* _Exercise data_
----------------------------------------

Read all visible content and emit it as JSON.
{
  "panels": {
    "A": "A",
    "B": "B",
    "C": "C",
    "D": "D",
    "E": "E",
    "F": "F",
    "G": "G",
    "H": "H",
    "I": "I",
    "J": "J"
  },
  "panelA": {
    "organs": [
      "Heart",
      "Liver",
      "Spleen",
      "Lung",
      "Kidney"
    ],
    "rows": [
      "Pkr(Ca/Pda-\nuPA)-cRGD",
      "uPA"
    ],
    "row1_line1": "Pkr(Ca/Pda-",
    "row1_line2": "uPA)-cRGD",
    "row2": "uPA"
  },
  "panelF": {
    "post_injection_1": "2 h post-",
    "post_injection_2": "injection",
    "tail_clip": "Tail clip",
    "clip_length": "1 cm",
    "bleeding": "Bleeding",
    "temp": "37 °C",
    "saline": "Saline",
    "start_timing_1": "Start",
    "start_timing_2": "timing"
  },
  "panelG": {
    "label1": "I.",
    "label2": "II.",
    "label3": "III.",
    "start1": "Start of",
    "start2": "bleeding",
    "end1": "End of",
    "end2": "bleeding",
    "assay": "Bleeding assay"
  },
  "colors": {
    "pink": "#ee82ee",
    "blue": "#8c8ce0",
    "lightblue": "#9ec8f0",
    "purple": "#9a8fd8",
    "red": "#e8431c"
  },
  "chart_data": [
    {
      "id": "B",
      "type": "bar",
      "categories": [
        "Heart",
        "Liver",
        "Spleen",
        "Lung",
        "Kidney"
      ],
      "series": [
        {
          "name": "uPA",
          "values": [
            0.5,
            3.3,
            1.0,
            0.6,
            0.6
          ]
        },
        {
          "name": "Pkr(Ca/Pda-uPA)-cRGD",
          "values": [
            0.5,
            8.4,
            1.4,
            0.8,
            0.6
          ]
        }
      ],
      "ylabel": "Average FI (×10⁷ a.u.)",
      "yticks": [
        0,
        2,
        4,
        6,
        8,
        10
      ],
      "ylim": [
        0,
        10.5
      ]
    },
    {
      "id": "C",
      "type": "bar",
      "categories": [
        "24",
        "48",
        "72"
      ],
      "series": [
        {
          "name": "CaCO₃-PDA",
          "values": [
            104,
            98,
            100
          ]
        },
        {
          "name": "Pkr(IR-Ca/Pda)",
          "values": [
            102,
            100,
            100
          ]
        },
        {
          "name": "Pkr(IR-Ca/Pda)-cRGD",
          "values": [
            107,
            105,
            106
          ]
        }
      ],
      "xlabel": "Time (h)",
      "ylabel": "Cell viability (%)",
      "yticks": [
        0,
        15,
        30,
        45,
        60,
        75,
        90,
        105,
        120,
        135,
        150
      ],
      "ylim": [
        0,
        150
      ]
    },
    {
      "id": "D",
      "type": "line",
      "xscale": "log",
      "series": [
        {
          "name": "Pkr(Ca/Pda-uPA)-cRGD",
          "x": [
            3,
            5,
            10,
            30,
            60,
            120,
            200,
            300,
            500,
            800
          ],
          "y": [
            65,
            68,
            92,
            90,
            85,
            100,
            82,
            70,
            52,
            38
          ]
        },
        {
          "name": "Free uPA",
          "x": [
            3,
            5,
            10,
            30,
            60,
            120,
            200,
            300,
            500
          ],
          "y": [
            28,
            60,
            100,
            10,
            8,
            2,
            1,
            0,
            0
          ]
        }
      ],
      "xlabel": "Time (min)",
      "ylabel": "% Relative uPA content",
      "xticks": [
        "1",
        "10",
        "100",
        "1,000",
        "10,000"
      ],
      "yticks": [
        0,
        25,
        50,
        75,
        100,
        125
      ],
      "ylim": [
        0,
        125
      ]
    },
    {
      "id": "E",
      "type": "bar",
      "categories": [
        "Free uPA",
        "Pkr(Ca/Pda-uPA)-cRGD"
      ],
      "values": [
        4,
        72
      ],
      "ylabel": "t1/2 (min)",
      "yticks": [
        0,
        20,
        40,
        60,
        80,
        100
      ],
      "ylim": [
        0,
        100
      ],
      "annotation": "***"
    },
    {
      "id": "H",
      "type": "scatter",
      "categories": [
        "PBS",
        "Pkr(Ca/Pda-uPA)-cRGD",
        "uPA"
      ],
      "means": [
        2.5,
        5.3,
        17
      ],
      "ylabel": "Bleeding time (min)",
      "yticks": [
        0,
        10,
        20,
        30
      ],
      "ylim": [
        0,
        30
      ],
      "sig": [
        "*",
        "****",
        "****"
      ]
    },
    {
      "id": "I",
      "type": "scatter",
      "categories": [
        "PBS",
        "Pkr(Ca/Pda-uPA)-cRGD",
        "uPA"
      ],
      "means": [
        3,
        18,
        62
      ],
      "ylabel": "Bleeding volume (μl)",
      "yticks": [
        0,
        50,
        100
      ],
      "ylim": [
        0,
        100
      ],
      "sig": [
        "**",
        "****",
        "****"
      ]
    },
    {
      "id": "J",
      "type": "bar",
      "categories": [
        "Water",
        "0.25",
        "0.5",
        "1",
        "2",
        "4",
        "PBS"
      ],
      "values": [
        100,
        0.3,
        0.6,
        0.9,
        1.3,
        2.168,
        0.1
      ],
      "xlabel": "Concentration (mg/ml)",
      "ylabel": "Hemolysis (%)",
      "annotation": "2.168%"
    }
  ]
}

----------------------------------------

* _Task_
Each line above is to be repeated exactly.

* _Response box_
Read all visible content and emit it as JSON.
{
  "panels": {
    "A": "A",
    "B": "B",
    "C": "C",
    "D": "D",
    "E": "E",
    "F": "F",
    "G": "G",
    "H": "H",
    "I": "I",
    "J": "J"
  },
  "panelA": {
    "organs": [
      "Heart",
      "Liver",
      "Spleen",
      "Lung",
      "Kidney"
    ],
    "rows": [
      "Pkr(Ca/Pda-\nuPA)-cRGD",
      "uPA"
    ],
    "row1_line1": "Pkr(Ca/Pda-",
    "row1_line2": "uPA)-cRGD",
    "row2": "uPA"
  },
  "panelF": {
    "post_injection_1": "2 h post-",
    "post_injection_2": "injection",
    "tail_clip": "Tail clip",
    "clip_length": "1 cm",
    "bleeding": "Bleeding",
    "temp": "37 °C",
    "saline": "Saline",
    "start_timing_1": "Start",
    "start_timing_2": "timing"
  },
  "panelG": {
    "label1": "I.",
    "label2": "II.",
    "label3": "III.",
    "start1": "Start of",
    "start2": "bleeding",
    "end1": "End of",
    "end2": "bleeding",
    "assay": "Bleeding assay"
  },
  "colors": {
    "pink": "#ee82ee",
    "blue": "#8c8ce0",
    "lightblue": "#9ec8f0",
    "purple": "#9a8fd8",
    "red": "#e8431c"
  },
  "chart_data": [
    {
      "id": "B",
      "type": "bar",
      "categories": [
        "Heart",
        "Liver",
        "Spleen",
        "Lung",
        "Kidney"
      ],
      "series": [
        {
          "name": "uPA",
          "values": [
            0.5,
            3.3,
            1.0,
            0.6,
            0.6
          ]
        },
        {
          "name": "Pkr(Ca/Pda-uPA)-cRGD",
          "values": [
            0.5,
            8.4,
            1.4,
            0.8,
            0.6
          ]
        }
      ],
      "ylabel": "Average FI (×10⁷ a.u.)",
      "yticks": [
        0,
        2,
        4,
        6,
        8,
        10
      ],
      "ylim": [
        0,
        10.5
      ]
    },
    {
      "id": "C",
      "type": "bar",
      "categories": [
        "24",
        "48",
        "72"
      ],
      "series": [
        {
          "name": "CaCO₃-PDA",
          "values": [
            104,
            98,
            100
          ]
        },
        {
          "name": "Pkr(IR-Ca/Pda)",
          "values": [
            102,
            100,
            100
          ]
        },
        {
          "name": "Pkr(IR-Ca/Pda)-cRGD",
          "values": [
            107,
            105,
            106
          ]
        }
      ],
      "xlabel": "Time (h)",
      "ylabel": "Cell viability (%)",
      "yticks": [
        0,
        15,
        30,
        45,
        60,
        75,
        90,
        105,
        120,
        135,
        150
      ],
      "ylim": [
        0,
        150
      ]
    },
    {
      "id": "D",
      "type": "line",
      "xscale": "log",
      "series": [
        {
          "name": "Pkr(Ca/Pda-uPA)-cRGD",
          "x": [
            3,
            5,
            10,
            30,
            60,
            120,
            200,
            300,
            500,
            800
          ],
          "y": [
            65,
            68,
            92,
            90,
            85,
            100,
            82,
            70,
            52,
            38
          ]
        },
        {
          "name": "Free uPA",
          "x": [
            3,
            5,
            10,
            30,
            60,
            120,
            200,
            300,
            500
          ],
          "y": [
            28,
            60,
            100,
            10,
            8,
            2,
            1,
            0,
            0
          ]
        }
      ],
      "xlabel": "Time (min)",
      "ylabel": "% Relative uPA content",
      "xticks": [
        "1",
        "10",
        "100",
        "1,000",
        "10,000"
      ],
      "yticks": [
        0,
        25,
        50,
        75,
        100,
        125
      ],
      "ylim": [
        0,
        125
      ]
    },
    {
      "id": "E",
      "type": "bar",
      "categories": [
        "Free uPA",
        "Pkr(Ca/Pda-uPA)-cRGD"
      ],
      "values": [
        4,
        72
      ],
      "ylabel": "t1/2 (min)",
      "yticks": [
        0,
        20,
        40,
        60,
        80,
        100
      ],
      "ylim": [
        0,
        100
      ],
      "annotation": "***"
    },
    {
      "id": "H",
      "type": "scatter",
      "categories": [
        "PBS",
        "Pkr(Ca/Pda-uPA)-cRGD",
        "uPA"
      ],
      "means": [
        2.5,
        5.3,
        17
      ],
      "ylabel": "Bleeding time (min)",
      "yticks": [
        0,
        10,
        20,
        30
      ],
      "ylim": [
        0,
        30
      ],
      "sig": [
        "*",
        "****",
        "****"
      ]
    },
    {
      "id": "I",
      "type": "scatter",
      "categories": [
        "PBS",
        "Pkr(Ca/Pda-uPA)-cRGD",
        "uPA"
      ],
      "means": [
        3,
        18,
        62
      ],
      "ylabel": "Bleeding volume (μl)",
      "yticks": [
        0,
        50,
        100
      ],
      "ylim": [
        0,
        100
      ],
      "sig": [
        "**",
        "****",
        "****"
      ]
    },
    {
      "id": "J",
      "type": "bar",
      "categories": [
        "Water",
        "0.25",
        "0.5",
        "1",
        "2",
        "4",
        "PBS"
      ],
      "values": [
        100,
        0.3,
        0.6,
        0.9,
        1.3,
        2.168,
        0.1
      ],
      "xlabel": "Concentration (mg/ml)",
      "ylabel": "Hemolysis (%)",
      "annotation": "2.168%"
    }
  ]
}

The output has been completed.